#### Records that describe figures:
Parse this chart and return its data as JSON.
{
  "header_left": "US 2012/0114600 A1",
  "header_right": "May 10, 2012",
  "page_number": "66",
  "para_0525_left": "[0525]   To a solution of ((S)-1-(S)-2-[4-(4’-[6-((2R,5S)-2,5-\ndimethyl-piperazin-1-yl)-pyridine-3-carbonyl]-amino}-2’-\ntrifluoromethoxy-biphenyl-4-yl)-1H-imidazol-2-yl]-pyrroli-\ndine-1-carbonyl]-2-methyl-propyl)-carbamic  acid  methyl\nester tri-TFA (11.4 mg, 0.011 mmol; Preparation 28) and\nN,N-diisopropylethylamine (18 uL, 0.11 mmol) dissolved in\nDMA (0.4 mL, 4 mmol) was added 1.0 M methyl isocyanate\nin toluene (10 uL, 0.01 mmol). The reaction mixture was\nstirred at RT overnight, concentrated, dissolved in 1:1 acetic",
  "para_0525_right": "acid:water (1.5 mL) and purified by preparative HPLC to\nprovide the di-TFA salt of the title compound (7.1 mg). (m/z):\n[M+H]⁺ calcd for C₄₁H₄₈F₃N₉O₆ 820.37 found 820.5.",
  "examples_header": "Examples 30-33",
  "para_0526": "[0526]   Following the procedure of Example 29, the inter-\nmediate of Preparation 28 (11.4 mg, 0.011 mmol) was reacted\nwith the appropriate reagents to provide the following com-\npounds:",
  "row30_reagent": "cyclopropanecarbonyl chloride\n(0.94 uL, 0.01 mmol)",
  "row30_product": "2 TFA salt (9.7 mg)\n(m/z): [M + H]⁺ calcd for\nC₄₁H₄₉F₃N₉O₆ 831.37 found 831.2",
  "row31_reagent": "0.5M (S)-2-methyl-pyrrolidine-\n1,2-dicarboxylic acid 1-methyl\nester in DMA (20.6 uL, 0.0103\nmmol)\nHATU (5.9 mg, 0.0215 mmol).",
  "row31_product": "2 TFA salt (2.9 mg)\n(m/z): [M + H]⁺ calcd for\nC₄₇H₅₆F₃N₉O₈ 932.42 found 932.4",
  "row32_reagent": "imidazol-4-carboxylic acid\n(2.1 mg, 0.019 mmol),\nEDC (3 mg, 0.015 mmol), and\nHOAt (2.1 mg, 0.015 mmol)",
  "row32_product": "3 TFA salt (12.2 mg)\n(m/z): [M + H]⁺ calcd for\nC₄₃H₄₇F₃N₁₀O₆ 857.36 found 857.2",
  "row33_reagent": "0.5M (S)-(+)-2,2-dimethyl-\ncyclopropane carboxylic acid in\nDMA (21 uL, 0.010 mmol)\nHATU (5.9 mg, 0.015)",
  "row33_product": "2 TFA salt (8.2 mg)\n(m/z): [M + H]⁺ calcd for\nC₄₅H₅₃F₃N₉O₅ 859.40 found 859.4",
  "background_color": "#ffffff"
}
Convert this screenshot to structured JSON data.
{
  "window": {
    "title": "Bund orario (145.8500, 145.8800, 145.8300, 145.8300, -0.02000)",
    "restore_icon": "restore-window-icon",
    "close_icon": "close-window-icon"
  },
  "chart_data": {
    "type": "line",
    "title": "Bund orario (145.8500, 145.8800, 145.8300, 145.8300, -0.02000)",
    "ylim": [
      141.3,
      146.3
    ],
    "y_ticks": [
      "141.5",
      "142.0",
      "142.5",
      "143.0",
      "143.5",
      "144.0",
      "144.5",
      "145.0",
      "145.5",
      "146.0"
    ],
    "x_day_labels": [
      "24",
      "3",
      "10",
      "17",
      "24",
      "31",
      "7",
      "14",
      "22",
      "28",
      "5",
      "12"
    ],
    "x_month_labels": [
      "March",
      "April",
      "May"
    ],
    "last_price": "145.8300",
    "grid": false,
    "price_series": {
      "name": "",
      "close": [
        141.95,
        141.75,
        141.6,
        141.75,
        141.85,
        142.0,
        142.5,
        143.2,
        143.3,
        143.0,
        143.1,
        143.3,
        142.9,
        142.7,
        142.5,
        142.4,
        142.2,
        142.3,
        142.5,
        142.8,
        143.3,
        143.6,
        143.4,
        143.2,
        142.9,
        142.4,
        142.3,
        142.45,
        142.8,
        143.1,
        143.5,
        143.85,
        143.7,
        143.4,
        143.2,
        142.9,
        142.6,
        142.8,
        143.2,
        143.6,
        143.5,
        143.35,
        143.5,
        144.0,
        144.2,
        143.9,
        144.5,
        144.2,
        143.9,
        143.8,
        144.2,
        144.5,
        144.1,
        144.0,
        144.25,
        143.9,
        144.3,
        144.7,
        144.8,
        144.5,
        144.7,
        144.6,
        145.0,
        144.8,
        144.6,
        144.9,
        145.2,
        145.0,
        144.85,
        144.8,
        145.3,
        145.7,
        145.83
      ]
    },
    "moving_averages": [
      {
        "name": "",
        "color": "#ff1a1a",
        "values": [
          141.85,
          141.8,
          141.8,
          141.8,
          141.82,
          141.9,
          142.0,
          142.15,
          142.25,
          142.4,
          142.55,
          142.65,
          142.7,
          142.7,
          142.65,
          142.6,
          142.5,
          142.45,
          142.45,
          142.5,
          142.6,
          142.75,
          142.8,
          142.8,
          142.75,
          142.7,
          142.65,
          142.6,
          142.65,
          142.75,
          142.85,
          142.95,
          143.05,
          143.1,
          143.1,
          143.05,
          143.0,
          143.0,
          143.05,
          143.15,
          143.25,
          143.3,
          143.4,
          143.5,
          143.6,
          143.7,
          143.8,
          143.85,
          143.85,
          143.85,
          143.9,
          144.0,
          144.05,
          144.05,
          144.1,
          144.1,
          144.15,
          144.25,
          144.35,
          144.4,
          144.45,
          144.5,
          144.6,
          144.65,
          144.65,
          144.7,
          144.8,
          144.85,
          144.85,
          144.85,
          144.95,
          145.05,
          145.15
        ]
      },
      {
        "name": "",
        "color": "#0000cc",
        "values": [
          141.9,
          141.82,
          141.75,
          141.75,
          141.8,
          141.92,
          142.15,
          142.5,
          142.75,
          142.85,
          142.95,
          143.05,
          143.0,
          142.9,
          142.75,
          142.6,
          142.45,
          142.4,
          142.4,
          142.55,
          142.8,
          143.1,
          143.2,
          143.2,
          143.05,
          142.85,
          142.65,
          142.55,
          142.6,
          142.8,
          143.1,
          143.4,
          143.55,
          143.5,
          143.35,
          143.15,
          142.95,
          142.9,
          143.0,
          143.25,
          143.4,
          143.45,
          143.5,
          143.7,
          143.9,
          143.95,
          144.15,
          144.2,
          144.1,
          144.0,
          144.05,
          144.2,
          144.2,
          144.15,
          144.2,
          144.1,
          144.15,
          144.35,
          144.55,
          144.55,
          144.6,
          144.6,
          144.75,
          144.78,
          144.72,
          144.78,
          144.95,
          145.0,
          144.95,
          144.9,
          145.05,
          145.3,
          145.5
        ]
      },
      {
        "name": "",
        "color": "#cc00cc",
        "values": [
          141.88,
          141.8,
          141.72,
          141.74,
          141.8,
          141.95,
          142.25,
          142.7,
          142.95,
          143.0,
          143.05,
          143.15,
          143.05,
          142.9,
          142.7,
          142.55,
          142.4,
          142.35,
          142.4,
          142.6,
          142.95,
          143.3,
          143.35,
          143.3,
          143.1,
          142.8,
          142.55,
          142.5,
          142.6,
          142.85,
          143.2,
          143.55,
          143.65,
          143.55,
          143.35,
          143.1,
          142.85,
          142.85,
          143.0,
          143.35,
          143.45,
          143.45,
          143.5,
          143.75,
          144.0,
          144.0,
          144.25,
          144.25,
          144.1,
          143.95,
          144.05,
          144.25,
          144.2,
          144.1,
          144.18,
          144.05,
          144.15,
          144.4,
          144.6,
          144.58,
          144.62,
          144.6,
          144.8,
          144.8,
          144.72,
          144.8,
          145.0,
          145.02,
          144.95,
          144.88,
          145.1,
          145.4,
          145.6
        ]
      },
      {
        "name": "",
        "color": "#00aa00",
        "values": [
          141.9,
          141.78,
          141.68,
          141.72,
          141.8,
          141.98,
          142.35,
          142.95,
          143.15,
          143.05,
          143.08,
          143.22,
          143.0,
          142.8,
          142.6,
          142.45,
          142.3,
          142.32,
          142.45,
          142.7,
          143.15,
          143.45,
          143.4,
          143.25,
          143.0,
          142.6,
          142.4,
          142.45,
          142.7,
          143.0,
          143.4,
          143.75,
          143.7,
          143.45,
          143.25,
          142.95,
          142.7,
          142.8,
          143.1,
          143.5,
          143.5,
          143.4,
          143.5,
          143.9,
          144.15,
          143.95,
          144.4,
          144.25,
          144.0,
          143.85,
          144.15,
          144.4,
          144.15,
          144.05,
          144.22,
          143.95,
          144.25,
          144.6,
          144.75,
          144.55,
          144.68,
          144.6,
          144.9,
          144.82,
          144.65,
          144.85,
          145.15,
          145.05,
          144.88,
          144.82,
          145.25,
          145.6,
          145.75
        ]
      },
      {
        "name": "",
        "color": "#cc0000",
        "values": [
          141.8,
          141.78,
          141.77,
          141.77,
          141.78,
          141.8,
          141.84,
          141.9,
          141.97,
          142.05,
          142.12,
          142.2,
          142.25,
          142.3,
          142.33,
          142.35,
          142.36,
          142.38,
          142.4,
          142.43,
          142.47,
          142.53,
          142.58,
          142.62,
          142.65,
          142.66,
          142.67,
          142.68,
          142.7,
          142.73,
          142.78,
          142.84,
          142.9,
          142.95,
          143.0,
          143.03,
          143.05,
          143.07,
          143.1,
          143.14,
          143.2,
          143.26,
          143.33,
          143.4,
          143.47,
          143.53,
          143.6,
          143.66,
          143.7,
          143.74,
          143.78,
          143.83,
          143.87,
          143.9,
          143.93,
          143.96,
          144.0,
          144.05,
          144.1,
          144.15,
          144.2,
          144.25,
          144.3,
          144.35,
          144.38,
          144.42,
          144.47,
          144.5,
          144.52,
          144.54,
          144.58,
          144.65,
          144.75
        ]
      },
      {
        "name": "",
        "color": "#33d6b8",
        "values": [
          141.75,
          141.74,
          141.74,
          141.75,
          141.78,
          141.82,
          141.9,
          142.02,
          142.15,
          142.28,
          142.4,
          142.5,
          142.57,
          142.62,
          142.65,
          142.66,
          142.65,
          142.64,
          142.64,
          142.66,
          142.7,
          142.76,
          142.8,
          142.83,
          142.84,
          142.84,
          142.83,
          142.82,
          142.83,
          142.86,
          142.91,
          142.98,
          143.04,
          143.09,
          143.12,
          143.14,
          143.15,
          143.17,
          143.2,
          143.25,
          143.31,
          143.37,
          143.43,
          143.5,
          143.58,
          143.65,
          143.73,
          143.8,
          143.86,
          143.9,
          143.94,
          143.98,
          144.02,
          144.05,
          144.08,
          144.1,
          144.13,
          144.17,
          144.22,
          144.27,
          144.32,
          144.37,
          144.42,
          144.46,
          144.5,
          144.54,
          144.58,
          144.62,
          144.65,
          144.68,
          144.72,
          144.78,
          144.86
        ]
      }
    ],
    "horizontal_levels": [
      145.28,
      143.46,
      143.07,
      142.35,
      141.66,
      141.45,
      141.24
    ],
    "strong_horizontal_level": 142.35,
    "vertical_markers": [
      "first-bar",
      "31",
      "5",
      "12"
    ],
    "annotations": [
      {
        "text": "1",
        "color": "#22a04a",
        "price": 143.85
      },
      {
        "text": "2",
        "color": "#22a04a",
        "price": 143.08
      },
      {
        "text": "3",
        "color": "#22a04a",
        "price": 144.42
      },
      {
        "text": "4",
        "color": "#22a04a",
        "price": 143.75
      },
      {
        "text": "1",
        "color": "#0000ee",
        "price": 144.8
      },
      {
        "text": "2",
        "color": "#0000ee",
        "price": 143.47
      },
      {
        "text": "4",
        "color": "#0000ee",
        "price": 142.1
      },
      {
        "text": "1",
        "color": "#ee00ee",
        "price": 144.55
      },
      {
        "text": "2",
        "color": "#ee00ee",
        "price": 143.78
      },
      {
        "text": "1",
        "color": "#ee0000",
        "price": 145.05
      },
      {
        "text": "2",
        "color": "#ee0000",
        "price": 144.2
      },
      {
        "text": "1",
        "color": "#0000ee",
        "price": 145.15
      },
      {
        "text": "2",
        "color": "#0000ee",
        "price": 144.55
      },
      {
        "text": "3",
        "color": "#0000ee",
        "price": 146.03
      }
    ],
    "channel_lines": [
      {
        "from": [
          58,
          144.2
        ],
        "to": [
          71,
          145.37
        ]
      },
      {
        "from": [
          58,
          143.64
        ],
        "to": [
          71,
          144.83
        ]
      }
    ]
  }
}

#### Problem:
Copy out all lines above that include the string "imidazol".

#### Solved exercise:
  "para_0525_left": "[0525]   To a solution of ((S)-1-(S)-2-[4-(4’-[6-((2R,5S)-2,5-\ndimethyl-piperazin-1-yl)-pyridine-3-carbonyl]-amino}-2’-\ntrifluoromethoxy-biphenyl-4-yl)-1H-imidazol-2-yl]-pyrroli-\ndine-1-carbonyl]-2-methyl-propyl)-carbamic  acid  methyl\nester tri-TFA (11.4 mg, 0.011 mmol; Preparation 28) and\nN,N-diisopropylethylamine (18 uL, 0.11 mmol) dissolved in\nDMA (0.4 mL, 4 mmol) was added 1.0 M methyl isocyanate\nin toluene (10 uL, 0.01 mmol). The reaction mixture was\nstirred at RT overnight, concentrated, dissolved in 1:1 acetic",
  "row32_reagent": "imidazol-4-carboxylic acid\n(2.1 mg, 0.019 mmol),\nEDC (3 mg, 0.015 mmol), and\nHOAt (2.1 mg, 0.015 mmol)",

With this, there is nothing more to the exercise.